EXERCISE PROMPT:
Note each line of the listing that contains the string "Model", and copy it.

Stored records
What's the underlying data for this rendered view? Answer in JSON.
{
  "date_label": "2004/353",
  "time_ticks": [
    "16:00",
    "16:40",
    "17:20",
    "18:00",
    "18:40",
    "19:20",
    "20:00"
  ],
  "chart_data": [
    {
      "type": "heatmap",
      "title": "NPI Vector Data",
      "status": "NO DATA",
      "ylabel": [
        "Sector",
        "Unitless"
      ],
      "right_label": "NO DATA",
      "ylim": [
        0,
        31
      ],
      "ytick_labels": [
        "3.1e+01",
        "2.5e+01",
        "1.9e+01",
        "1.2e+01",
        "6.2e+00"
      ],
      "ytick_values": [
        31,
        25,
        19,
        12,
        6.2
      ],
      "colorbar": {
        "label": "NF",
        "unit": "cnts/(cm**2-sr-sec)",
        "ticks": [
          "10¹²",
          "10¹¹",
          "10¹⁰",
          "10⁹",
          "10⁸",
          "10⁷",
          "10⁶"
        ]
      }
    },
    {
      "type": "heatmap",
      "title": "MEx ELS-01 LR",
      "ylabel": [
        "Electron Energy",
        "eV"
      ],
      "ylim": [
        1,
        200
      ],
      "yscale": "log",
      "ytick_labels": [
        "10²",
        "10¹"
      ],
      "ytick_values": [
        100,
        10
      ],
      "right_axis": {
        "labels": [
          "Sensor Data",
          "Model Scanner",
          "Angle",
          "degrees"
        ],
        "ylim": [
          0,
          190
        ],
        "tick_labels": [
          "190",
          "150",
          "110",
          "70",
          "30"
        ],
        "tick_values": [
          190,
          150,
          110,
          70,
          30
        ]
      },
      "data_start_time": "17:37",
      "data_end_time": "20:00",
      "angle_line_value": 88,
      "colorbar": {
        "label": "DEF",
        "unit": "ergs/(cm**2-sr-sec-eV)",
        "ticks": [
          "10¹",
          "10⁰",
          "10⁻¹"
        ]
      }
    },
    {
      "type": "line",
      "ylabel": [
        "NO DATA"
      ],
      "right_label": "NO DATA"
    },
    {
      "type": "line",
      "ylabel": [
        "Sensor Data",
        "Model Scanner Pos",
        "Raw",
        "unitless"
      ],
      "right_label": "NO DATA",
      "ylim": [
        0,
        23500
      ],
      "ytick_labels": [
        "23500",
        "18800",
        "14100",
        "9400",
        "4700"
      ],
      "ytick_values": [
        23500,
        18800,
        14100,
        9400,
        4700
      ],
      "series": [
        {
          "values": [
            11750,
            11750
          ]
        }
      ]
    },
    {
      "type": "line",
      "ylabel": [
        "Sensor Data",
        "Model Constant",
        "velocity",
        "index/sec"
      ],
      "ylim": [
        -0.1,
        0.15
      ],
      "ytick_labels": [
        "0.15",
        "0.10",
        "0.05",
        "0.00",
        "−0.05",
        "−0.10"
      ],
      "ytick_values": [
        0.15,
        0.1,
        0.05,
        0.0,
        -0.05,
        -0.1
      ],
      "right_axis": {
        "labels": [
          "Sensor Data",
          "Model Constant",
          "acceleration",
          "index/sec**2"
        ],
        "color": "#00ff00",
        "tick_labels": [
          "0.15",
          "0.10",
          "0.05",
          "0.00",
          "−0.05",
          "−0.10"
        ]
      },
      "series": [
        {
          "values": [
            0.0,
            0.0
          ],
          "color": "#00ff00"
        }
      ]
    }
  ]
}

EXERCISE SOLUTION:
          "Model Scanner",
        "Model Scanner Pos",
        "Model Constant",
          "Model Constant",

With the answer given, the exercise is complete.